**Work to be completed**
Copy out every row below word for word, but leave out the pictures.

-- start of Records to process --

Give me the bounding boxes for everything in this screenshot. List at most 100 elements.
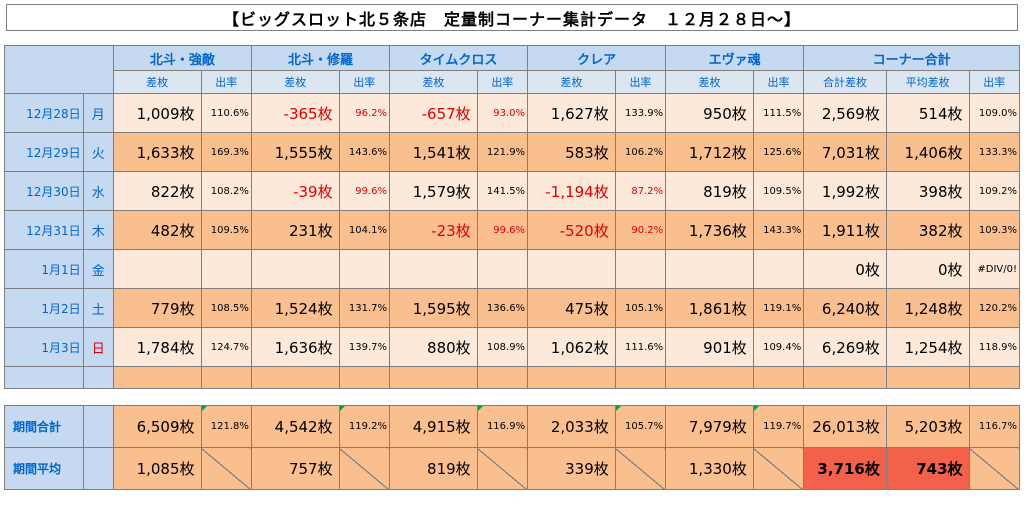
day-of-week-cell: 日 — [82, 327, 114, 367]
empty-cell — [527, 366, 616, 389]
empty-cell — [389, 366, 478, 389]
date-cell: 12月31日 — [4, 210, 84, 250]
diff-header: 差枚 — [389, 70, 478, 94]
total-diff-cell: 3,716枚 — [803, 447, 887, 490]
period-total-label: 期間合計 — [4, 405, 84, 448]
total-diff-cell: 1,911枚 — [803, 210, 887, 250]
total-diff-cell: 1,992枚 — [803, 171, 887, 211]
rate-header: 出率 — [968, 70, 1020, 94]
diff-cell: 1,579枚 — [389, 171, 478, 211]
rate-cell: 111.5% — [752, 93, 805, 133]
avg-diff-header: 平均差枚 — [885, 70, 970, 94]
rate-header: 出率 — [338, 70, 391, 94]
rate-cell: 143.3% — [752, 210, 805, 250]
diff-cell: 1,085枚 — [112, 447, 202, 490]
day-of-week-cell: 火 — [82, 132, 114, 172]
diff-cell: 583枚 — [527, 132, 616, 172]
daily-data-table: 北斗・強敵 北斗・修羅 タイムクロス クレア エヴァ魂 コーナー合計 差枚 出率… — [4, 45, 1020, 389]
avg-diff-cell: 382枚 — [885, 210, 970, 250]
diff-cell: -39枚 — [250, 171, 340, 211]
empty-cell — [250, 366, 340, 389]
rate-header: 出率 — [200, 70, 252, 94]
diff-cell: 4,542枚 — [250, 405, 340, 448]
rate-cell: 93.0% — [476, 93, 529, 133]
total-diff-cell: 6,269枚 — [803, 327, 887, 367]
avg-diff-cell: 5,203枚 — [885, 405, 970, 448]
total-rate-cell: 133.3% — [968, 132, 1020, 172]
diagonal-blank-cell — [968, 447, 1021, 490]
rate-cell: 109.5% — [200, 210, 252, 250]
diff-header: 差枚 — [527, 70, 616, 94]
rate-cell: 99.6% — [338, 171, 391, 211]
empty-row — [4, 366, 1020, 389]
empty-cell — [885, 366, 970, 389]
diff-cell — [389, 249, 478, 289]
date-cell: 12月29日 — [4, 132, 84, 172]
rate-cell — [752, 249, 805, 289]
rate-cell: 119.2% — [338, 405, 391, 448]
diff-cell: 2,033枚 — [527, 405, 616, 448]
diff-cell: -365枚 — [250, 93, 340, 133]
rate-cell: 104.1% — [338, 210, 391, 250]
empty-cell — [803, 366, 887, 389]
rate-cell — [476, 249, 529, 289]
diagonal-blank-cell — [338, 447, 391, 490]
empty-cell — [4, 366, 84, 389]
diagonal-blank-cell — [476, 447, 529, 490]
day-of-week-cell: 木 — [82, 210, 114, 250]
diff-cell: 950枚 — [665, 93, 754, 133]
rate-cell: 99.6% — [476, 210, 529, 250]
table-row: 12月29日火 1,633枚 169.3% 1,555枚 143.6% 1,541枚 121… — [4, 132, 1020, 172]
diff-cell: 1,062枚 — [527, 327, 616, 367]
avg-diff-cell: 1,248枚 — [885, 288, 970, 328]
day-of-week-cell: 水 — [82, 171, 114, 211]
rate-cell: 108.5% — [200, 288, 252, 328]
diff-cell: 1,627枚 — [527, 93, 616, 133]
diff-cell: 1,784枚 — [112, 327, 202, 367]
table-row: 1月2日土 779枚 108.5% 1,524枚 131.7% 1,595枚 136.6% 4… — [4, 288, 1020, 328]
empty-cell — [752, 366, 805, 389]
diff-cell: 1,636枚 — [250, 327, 340, 367]
empty-cell — [82, 366, 114, 389]
day-of-week-cell: 土 — [82, 288, 114, 328]
rate-cell: 90.2% — [614, 210, 667, 250]
diff-cell: 819枚 — [665, 171, 754, 211]
diff-cell: 901枚 — [665, 327, 754, 367]
table-row: 1月3日日 1,784枚 124.7% 1,636枚 139.7% 880枚 108.9% 1… — [4, 327, 1020, 367]
diff-cell: 1,524枚 — [250, 288, 340, 328]
diff-cell: 1,861枚 — [665, 288, 754, 328]
table-row: 12月31日木 482枚 109.5% 231枚 104.1% -23枚 99.6% -520… — [4, 210, 1020, 250]
diff-cell: 475枚 — [527, 288, 616, 328]
avg-diff-cell: 398枚 — [885, 171, 970, 211]
diff-cell: 1,736枚 — [665, 210, 754, 250]
summary-table: 期間合計 6,509枚 121.8% 4,542枚 119.2% 4,915枚 116.9%… — [4, 405, 1021, 490]
rate-cell: 125.6% — [752, 132, 805, 172]
diff-header: 差枚 — [112, 70, 202, 94]
period-average-label: 期間平均 — [4, 447, 84, 490]
total-rate-cell: 116.7% — [968, 405, 1021, 448]
total-rate-cell: 120.2% — [968, 288, 1020, 328]
corner-header-blank — [4, 45, 114, 94]
diff-cell: 1,712枚 — [665, 132, 754, 172]
total-rate-cell: 109.2% — [968, 171, 1020, 211]
total-rate-cell: 109.3% — [968, 210, 1020, 250]
rate-cell: 106.2% — [614, 132, 667, 172]
total-diff-cell: 6,240枚 — [803, 288, 887, 328]
diff-cell: 1,541枚 — [389, 132, 478, 172]
total-diff-cell: 0枚 — [803, 249, 887, 289]
rate-header: 出率 — [476, 70, 529, 94]
rate-cell: 133.9% — [614, 93, 667, 133]
rate-cell: 109.4% — [752, 327, 805, 367]
date-cell: 12月30日 — [4, 171, 84, 211]
diff-cell: 4,915枚 — [389, 405, 478, 448]
table-row: 12月28日月 1,009枚 110.6% -365枚 96.2% -657枚 93.0% 1… — [4, 93, 1020, 133]
empty-cell — [614, 366, 667, 389]
diff-header: 差枚 — [250, 70, 340, 94]
machine-header: タイムクロス — [388, 45, 529, 71]
machine-header: エヴァ魂 — [665, 45, 805, 71]
rate-cell: 116.9% — [476, 405, 529, 448]
empty-cell — [112, 366, 202, 389]
date-cell: 1月3日 — [4, 327, 84, 367]
total-diff-cell: 2,569枚 — [803, 93, 887, 133]
period-average-row: 期間平均 1,085枚 757枚 819枚 339枚 1,330枚 3,716枚 743枚 — [4, 447, 1021, 490]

-- end of Records to process --

**Result**
Give me the bounding boxes for everything in this screenshot. List at most 100 elements.
day-of-week-cell: 日 — [82, 327, 114, 367]
empty-cell — [527, 366, 616, 389]
empty-cell — [389, 366, 478, 389]
date-cell: 12月31日 — [4, 210, 84, 250]
diff-header: 差枚 — [389, 70, 478, 94]
total-diff-cell: 3,716枚 — [803, 447, 887, 490]
period-total-label: 期間合計 — [4, 405, 84, 448]
total-diff-cell: 1,911枚 — [803, 210, 887, 250]
total-diff-cell: 1,992枚 — [803, 171, 887, 211]
rate-header: 出率 — [968, 70, 1020, 94]
diff-cell: 1,579枚 — [389, 171, 478, 211]
rate-cell: 111.5% — [752, 93, 805, 133]
avg-diff-header: 平均差枚 — [885, 70, 970, 94]
rate-header: 出率 — [338, 70, 391, 94]
rate-cell: 143.3% — [752, 210, 805, 250]
diff-cell: 1,085枚 — [112, 447, 202, 490]
day-of-week-cell: 火 — [82, 132, 114, 172]
diff-cell: 583枚 — [527, 132, 616, 172]
daily-data-table: 北斗・強敵 北斗・修羅 タイムクロス クレア エヴァ魂 コーナー合計 差枚 出率… — [4, 45, 1020, 389]
avg-diff-cell: 382枚 — [885, 210, 970, 250]
diff-cell: -39枚 — [250, 171, 340, 211]
empty-cell — [250, 366, 340, 389]
rate-header: 出率 — [200, 70, 252, 94]
diff-cell: 4,542枚 — [250, 405, 340, 448]
rate-cell: 93.0% — [476, 93, 529, 133]
total-diff-cell: 6,269枚 — [803, 327, 887, 367]
avg-diff-cell: 5,203枚 — [885, 405, 970, 448]
total-rate-cell: 133.3% — [968, 132, 1020, 172]
diagonal-blank-cell — [968, 447, 1021, 490]
rate-cell: 109.5% — [200, 210, 252, 250]
diff-header: 差枚 — [527, 70, 616, 94]
rate-cell: 99.6% — [338, 171, 391, 211]
empty-row — [4, 366, 1020, 389]
empty-cell — [885, 366, 970, 389]
diff-cell — [389, 249, 478, 289]
date-cell: 12月29日 — [4, 132, 84, 172]
rate-cell — [752, 249, 805, 289]
rate-cell: 119.2% — [338, 405, 391, 448]
diff-cell: 2,033枚 — [527, 405, 616, 448]
diff-cell: -365枚 — [250, 93, 340, 133]
rate-cell: 104.1% — [338, 210, 391, 250]
empty-cell — [803, 366, 887, 389]
rate-cell — [476, 249, 529, 289]
diagonal-blank-cell — [338, 447, 391, 490]
empty-cell — [4, 366, 84, 389]
diagonal-blank-cell — [476, 447, 529, 490]
day-of-week-cell: 木 — [82, 210, 114, 250]
diff-cell: 950枚 — [665, 93, 754, 133]
rate-cell: 99.6% — [476, 210, 529, 250]
table-row: 12月29日火 1,633枚 169.3% 1,555枚 143.6% 1,541枚 121… — [4, 132, 1020, 172]
diff-cell: 1,062枚 — [527, 327, 616, 367]
avg-diff-cell: 1,248枚 — [885, 288, 970, 328]
day-of-week-cell: 水 — [82, 171, 114, 211]
rate-cell: 108.5% — [200, 288, 252, 328]
diff-cell: 1,627枚 — [527, 93, 616, 133]
diff-cell: 1,784枚 — [112, 327, 202, 367]
table-row: 1月2日土 779枚 108.5% 1,524枚 131.7% 1,595枚 136.6% 4… — [4, 288, 1020, 328]
empty-cell — [752, 366, 805, 389]
diff-cell: 1,636枚 — [250, 327, 340, 367]
empty-cell — [82, 366, 114, 389]
day-of-week-cell: 土 — [82, 288, 114, 328]
rate-cell: 90.2% — [614, 210, 667, 250]
diff-cell: 819枚 — [665, 171, 754, 211]
diff-cell: 901枚 — [665, 327, 754, 367]
table-row: 1月3日日 1,784枚 124.7% 1,636枚 139.7% 880枚 108.9% 1… — [4, 327, 1020, 367]
diff-cell: 1,524枚 — [250, 288, 340, 328]
diff-cell: 1,861枚 — [665, 288, 754, 328]
table-row: 12月31日木 482枚 109.5% 231枚 104.1% -23枚 99.6% -520… — [4, 210, 1020, 250]
diff-cell: 475枚 — [527, 288, 616, 328]
avg-diff-cell: 398枚 — [885, 171, 970, 211]
diff-cell: 1,736枚 — [665, 210, 754, 250]
summary-table: 期間合計 6,509枚 121.8% 4,542枚 119.2% 4,915枚 116.9%… — [4, 405, 1021, 490]
rate-cell: 125.6% — [752, 132, 805, 172]
diff-header: 差枚 — [112, 70, 202, 94]
period-average-label: 期間平均 — [4, 447, 84, 490]
total-rate-cell: 116.7% — [968, 405, 1021, 448]
total-rate-cell: 120.2% — [968, 288, 1020, 328]
corner-header-blank — [4, 45, 114, 94]
diff-cell: 1,712枚 — [665, 132, 754, 172]
total-rate-cell: 109.2% — [968, 171, 1020, 211]
total-rate-cell: 109.3% — [968, 210, 1020, 250]
rate-cell: 106.2% — [614, 132, 667, 172]
total-diff-cell: 6,240枚 — [803, 288, 887, 328]
diff-cell: 1,541枚 — [389, 132, 478, 172]
total-diff-cell: 0枚 — [803, 249, 887, 289]
rate-header: 出率 — [476, 70, 529, 94]
rate-cell: 133.9% — [614, 93, 667, 133]
rate-cell: 109.4% — [752, 327, 805, 367]
date-cell: 12月30日 — [4, 171, 84, 211]
diff-cell: 4,915枚 — [389, 405, 478, 448]
table-row: 12月28日月 1,009枚 110.6% -365枚 96.2% -657枚 93.0% 1… — [4, 93, 1020, 133]
empty-cell — [614, 366, 667, 389]
diff-header: 差枚 — [250, 70, 340, 94]
machine-header: タイムクロス — [388, 45, 529, 71]
machine-header: エヴァ魂 — [665, 45, 805, 71]
rate-cell: 116.9% — [476, 405, 529, 448]
empty-cell — [112, 366, 202, 389]
date-cell: 1月3日 — [4, 327, 84, 367]
total-diff-cell: 2,569枚 — [803, 93, 887, 133]
period-average-row: 期間平均 1,085枚 757枚 819枚 339枚 1,330枚 3,716枚 743枚 — [4, 447, 1021, 490]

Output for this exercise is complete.